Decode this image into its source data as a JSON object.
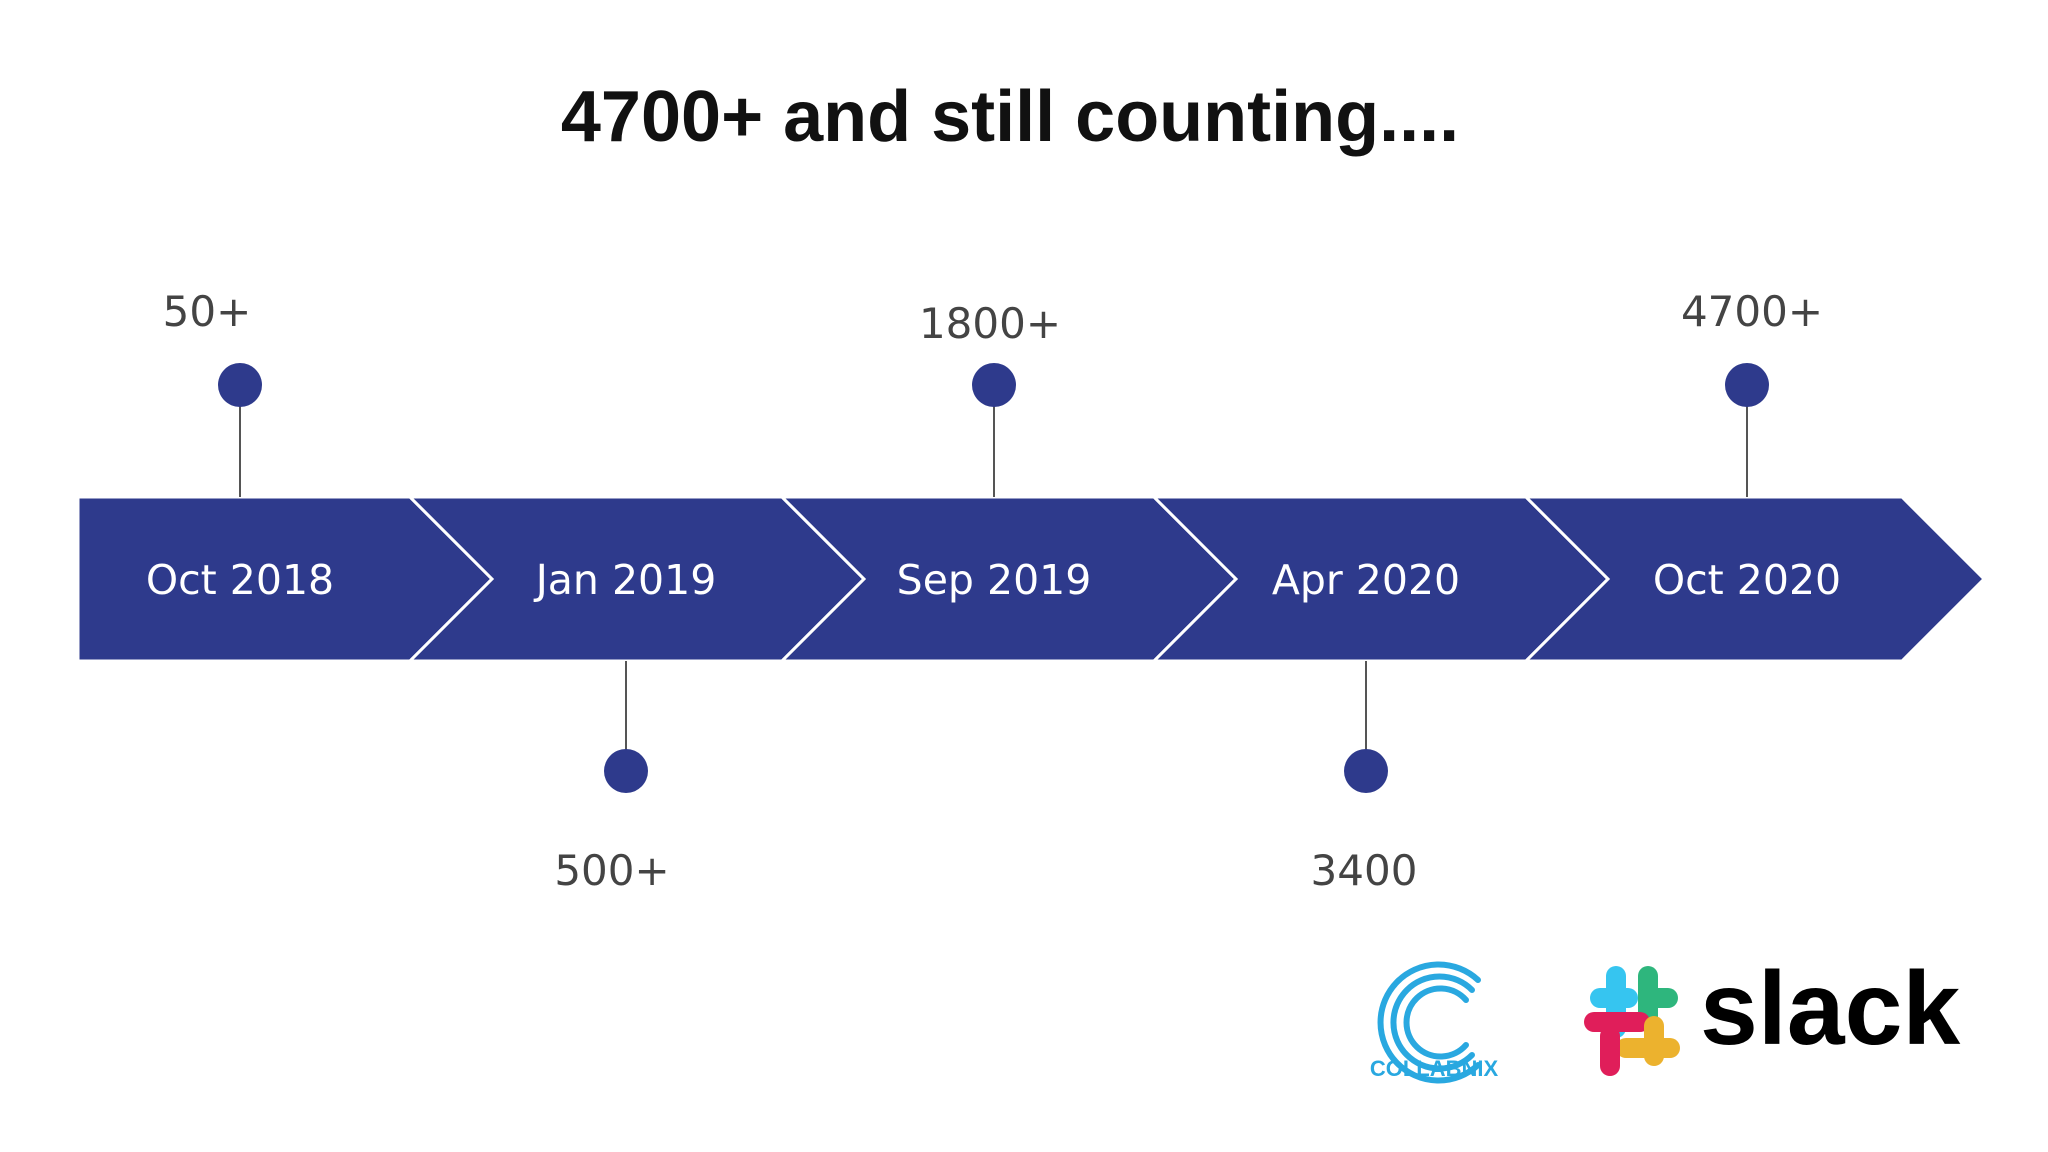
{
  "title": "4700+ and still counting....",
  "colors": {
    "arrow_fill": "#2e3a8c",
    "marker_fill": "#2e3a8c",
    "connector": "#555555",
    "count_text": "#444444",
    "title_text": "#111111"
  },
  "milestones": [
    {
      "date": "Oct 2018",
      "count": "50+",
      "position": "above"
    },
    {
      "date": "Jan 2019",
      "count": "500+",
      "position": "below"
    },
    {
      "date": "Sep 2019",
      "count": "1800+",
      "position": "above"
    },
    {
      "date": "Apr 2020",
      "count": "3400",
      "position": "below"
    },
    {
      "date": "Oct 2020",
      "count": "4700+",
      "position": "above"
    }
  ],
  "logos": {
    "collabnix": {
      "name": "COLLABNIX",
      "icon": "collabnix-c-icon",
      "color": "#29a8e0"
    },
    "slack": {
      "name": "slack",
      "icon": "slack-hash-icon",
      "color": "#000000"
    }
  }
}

● **Instructions for the task**
Every record above should come back exactly, but without its pictures.

● **Finished exercise**
Decode this image into its source data as a JSON object.
{
  "title": "4700+ and still counting....",
  "colors": {
    "arrow_fill": "#2e3a8c",
    "marker_fill": "#2e3a8c",
    "connector": "#555555",
    "count_text": "#444444",
    "title_text": "#111111"
  },
  "milestones": [
    {
      "date": "Oct 2018",
      "count": "50+",
      "position": "above"
    },
    {
      "date": "Jan 2019",
      "count": "500+",
      "position": "below"
    },
    {
      "date": "Sep 2019",
      "count": "1800+",
      "position": "above"
    },
    {
      "date": "Apr 2020",
      "count": "3400",
      "position": "below"
    },
    {
      "date": "Oct 2020",
      "count": "4700+",
      "position": "above"
    }
  ],
  "logos": {
    "collabnix": {
      "name": "COLLABNIX",
      "icon": "collabnix-c-icon",
      "color": "#29a8e0"
    },
    "slack": {
      "name": "slack",
      "icon": "slack-hash-icon",
      "color": "#000000"
    }
  }
}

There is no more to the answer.